**Stated goal**
Count every line in the entries that follow where the word "EXPLICANDO" appears, then state only the total.

[Dataset items]
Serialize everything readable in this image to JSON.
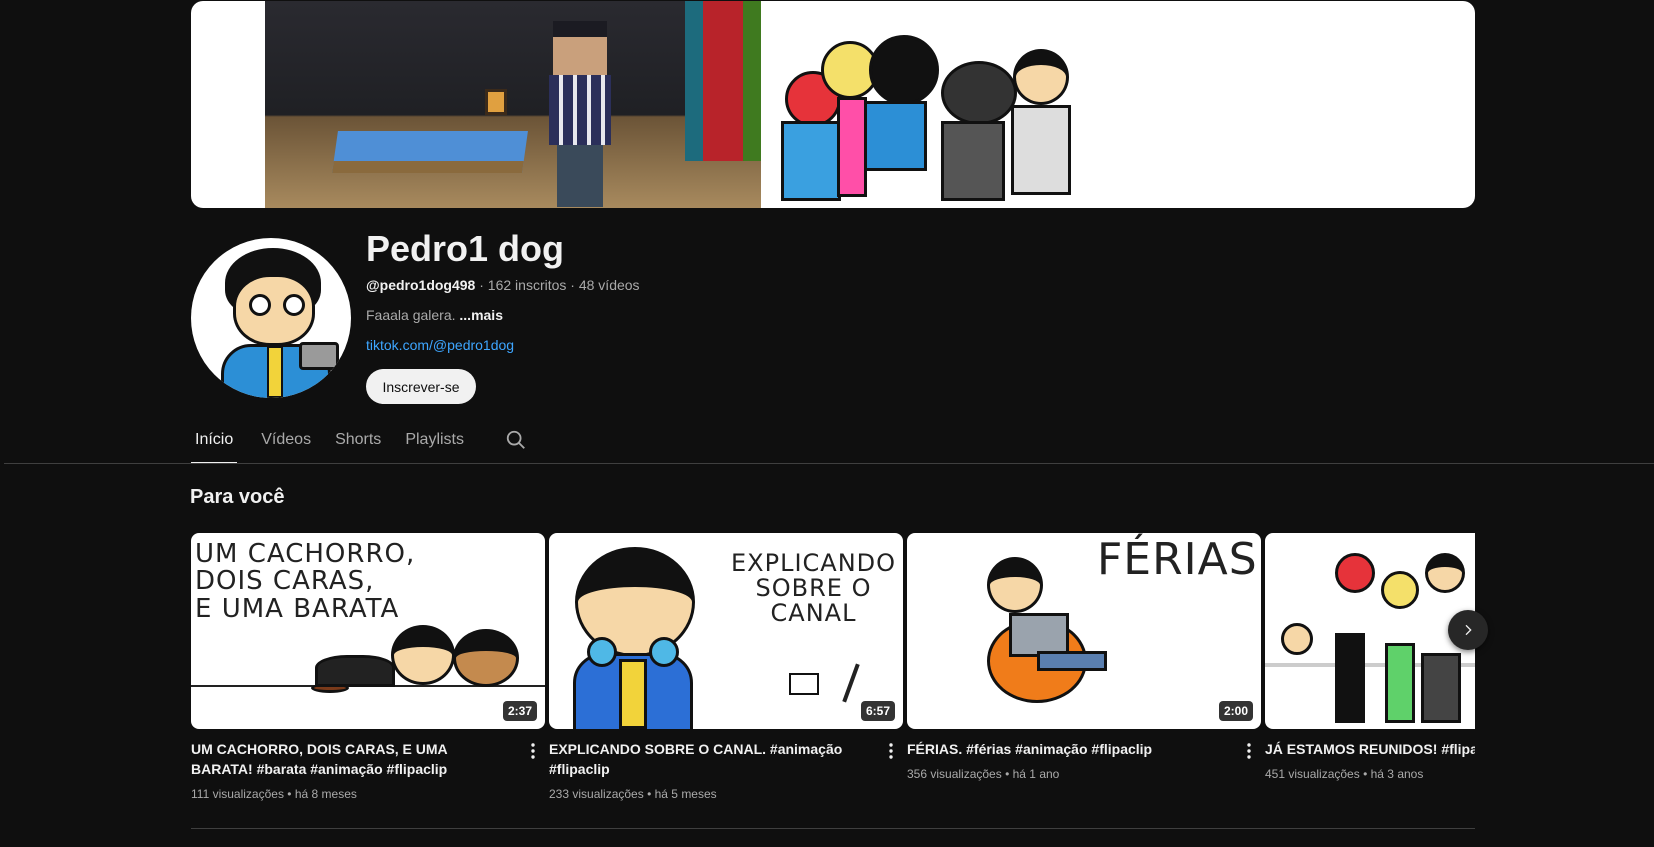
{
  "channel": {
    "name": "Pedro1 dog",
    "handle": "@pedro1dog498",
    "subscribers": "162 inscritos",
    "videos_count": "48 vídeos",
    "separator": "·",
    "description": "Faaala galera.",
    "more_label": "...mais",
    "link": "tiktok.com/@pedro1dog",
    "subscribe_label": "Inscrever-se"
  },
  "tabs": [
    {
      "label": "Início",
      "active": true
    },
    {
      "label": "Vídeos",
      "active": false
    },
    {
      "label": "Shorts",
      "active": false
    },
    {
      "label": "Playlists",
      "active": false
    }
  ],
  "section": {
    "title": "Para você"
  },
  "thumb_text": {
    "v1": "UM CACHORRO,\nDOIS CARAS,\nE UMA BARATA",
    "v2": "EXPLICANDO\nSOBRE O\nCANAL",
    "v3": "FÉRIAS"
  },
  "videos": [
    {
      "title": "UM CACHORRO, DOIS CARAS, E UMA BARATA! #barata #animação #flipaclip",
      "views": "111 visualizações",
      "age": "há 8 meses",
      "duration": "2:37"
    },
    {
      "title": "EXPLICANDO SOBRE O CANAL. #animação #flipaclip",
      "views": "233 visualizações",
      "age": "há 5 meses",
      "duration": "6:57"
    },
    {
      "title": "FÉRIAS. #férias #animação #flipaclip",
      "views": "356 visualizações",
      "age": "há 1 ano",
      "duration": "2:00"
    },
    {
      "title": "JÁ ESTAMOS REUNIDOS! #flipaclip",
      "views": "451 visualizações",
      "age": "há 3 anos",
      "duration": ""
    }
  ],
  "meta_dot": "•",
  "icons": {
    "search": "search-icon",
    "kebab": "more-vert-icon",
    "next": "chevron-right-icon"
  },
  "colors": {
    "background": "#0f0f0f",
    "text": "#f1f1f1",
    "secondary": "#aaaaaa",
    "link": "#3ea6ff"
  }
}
==
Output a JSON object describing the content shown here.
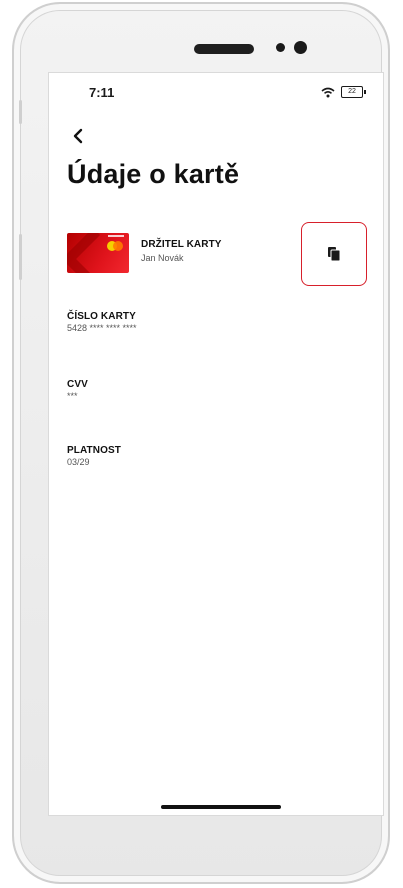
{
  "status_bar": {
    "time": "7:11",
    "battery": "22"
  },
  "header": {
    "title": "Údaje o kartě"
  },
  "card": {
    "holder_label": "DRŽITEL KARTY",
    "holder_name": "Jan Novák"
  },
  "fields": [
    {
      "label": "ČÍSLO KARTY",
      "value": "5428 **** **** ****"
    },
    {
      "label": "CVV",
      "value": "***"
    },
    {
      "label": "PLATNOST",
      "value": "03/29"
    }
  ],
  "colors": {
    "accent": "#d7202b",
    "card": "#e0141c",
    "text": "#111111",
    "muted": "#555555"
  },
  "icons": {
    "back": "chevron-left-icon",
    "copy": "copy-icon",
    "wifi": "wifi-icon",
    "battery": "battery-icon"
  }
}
==
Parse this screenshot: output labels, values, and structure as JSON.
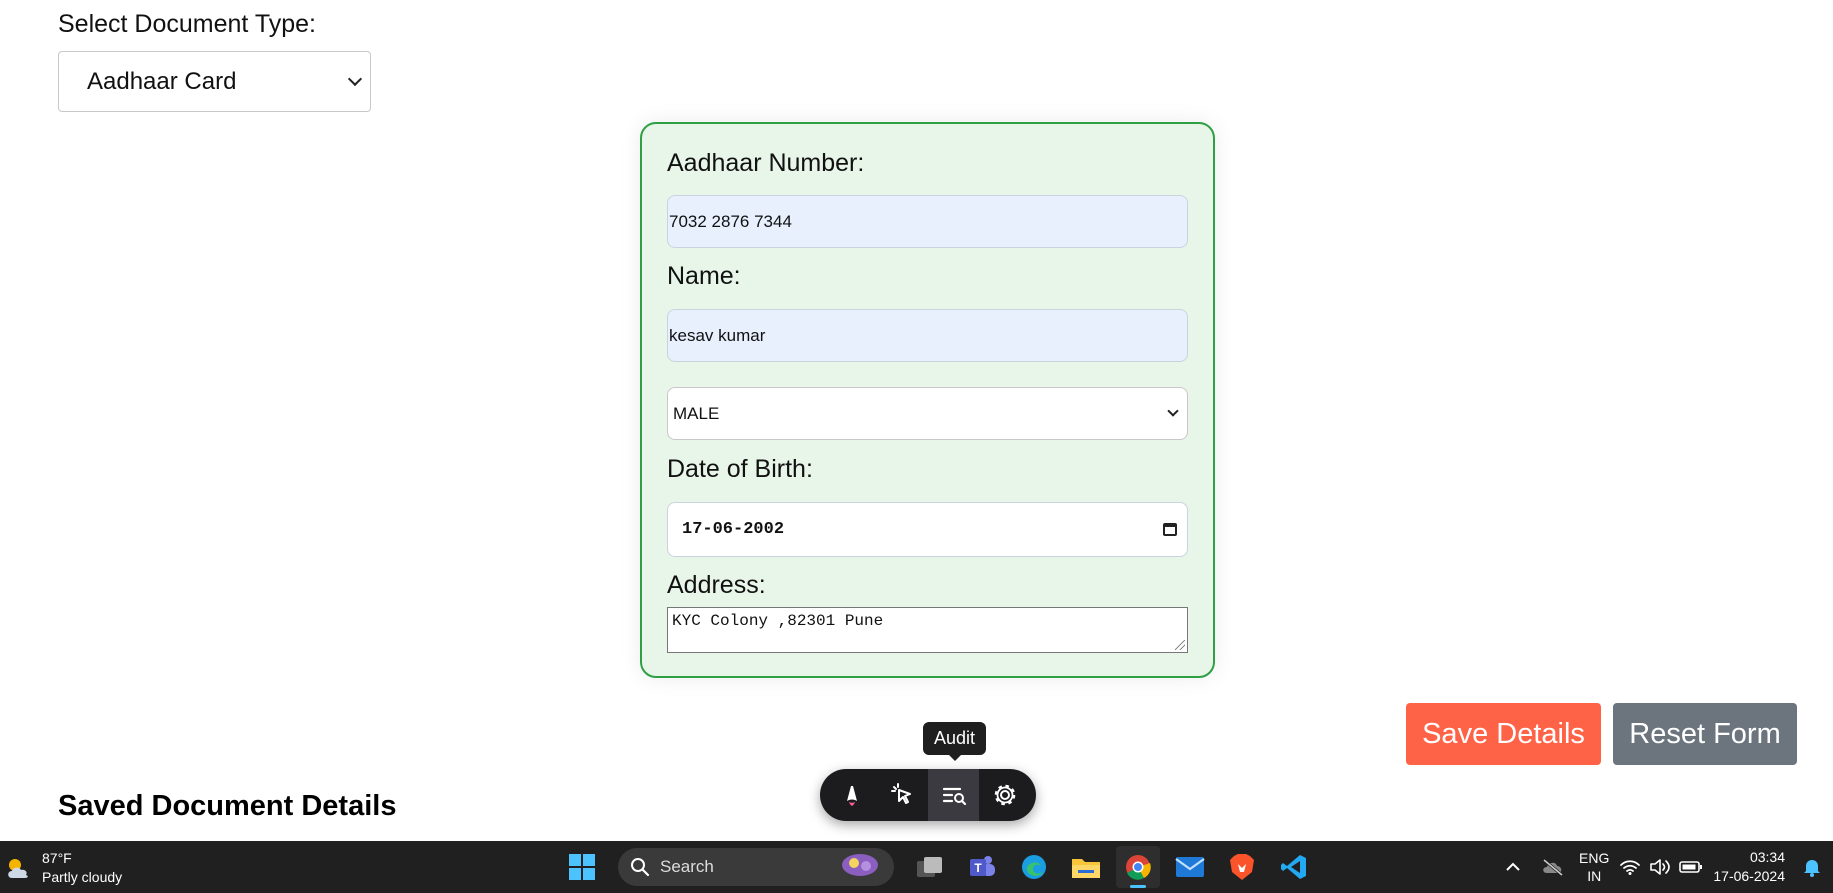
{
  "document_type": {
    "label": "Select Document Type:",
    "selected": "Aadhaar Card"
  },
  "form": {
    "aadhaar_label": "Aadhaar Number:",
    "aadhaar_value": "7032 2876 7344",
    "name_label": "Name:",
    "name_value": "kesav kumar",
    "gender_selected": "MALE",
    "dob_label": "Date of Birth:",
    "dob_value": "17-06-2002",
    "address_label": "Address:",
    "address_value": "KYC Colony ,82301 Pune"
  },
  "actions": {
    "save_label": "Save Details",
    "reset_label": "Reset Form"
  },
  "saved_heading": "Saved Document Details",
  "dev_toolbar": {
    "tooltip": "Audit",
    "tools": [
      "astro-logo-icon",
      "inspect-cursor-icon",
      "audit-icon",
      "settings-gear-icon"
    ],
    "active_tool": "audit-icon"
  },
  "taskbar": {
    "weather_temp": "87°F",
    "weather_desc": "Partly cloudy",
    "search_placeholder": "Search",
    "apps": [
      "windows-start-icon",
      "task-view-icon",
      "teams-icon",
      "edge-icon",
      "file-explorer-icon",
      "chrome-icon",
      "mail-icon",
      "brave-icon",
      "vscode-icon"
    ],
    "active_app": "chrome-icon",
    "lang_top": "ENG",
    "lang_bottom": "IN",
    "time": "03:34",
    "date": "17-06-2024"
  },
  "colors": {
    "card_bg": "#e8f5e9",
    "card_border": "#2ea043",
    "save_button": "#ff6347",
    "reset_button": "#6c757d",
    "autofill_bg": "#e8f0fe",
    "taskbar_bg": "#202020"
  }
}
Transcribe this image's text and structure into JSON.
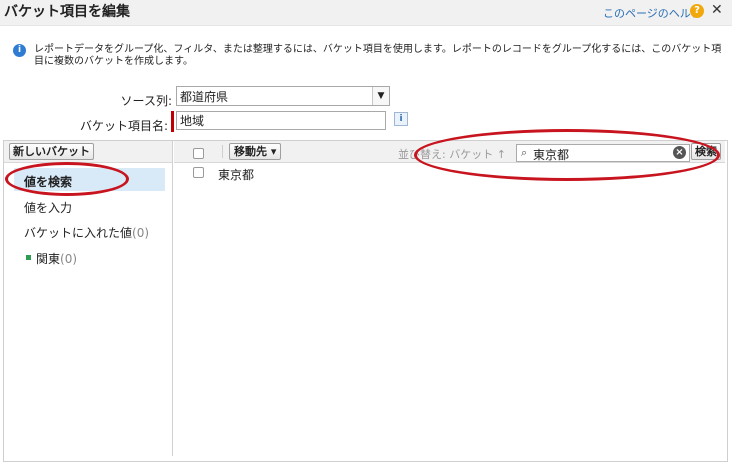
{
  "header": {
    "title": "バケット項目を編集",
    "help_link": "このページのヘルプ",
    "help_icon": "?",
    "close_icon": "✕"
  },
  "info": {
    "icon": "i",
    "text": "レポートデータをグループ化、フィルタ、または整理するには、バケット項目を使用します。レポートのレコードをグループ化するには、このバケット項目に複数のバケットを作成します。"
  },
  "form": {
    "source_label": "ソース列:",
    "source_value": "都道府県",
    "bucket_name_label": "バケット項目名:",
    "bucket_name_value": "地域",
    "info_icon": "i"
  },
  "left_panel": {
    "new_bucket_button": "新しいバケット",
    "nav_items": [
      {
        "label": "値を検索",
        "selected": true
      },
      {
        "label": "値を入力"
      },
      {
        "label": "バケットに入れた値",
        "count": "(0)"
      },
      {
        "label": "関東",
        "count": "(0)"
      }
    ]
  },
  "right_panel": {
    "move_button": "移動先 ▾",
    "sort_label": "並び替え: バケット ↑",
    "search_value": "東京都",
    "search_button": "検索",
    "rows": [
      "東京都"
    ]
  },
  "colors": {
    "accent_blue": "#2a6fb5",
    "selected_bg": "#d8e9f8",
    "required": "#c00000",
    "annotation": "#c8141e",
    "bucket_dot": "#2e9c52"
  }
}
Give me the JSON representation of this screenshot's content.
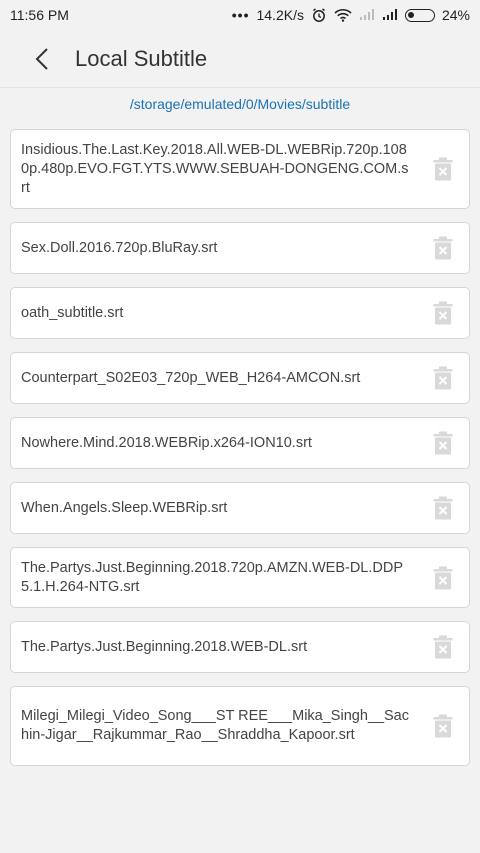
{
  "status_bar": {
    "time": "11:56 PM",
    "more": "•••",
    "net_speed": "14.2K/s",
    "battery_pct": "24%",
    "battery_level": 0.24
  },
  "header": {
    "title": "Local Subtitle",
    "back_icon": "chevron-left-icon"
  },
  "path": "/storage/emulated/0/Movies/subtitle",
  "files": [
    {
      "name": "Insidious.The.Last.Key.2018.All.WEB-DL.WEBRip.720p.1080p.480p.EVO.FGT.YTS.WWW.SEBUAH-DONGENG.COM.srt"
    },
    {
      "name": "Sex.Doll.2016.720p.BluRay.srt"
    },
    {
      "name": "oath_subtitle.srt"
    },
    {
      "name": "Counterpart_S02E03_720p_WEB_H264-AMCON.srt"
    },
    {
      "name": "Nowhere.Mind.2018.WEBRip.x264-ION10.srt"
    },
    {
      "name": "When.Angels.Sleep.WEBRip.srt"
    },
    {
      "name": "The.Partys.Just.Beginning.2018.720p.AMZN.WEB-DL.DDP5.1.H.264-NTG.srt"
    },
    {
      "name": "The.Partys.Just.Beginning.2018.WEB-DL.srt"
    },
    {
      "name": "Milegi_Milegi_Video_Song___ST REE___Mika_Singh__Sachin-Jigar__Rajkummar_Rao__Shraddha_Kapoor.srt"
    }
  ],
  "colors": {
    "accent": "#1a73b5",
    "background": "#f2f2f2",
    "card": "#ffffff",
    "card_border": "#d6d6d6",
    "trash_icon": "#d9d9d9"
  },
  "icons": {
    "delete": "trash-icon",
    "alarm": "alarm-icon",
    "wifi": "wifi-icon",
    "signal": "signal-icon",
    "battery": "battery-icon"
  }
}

**Correct output**
2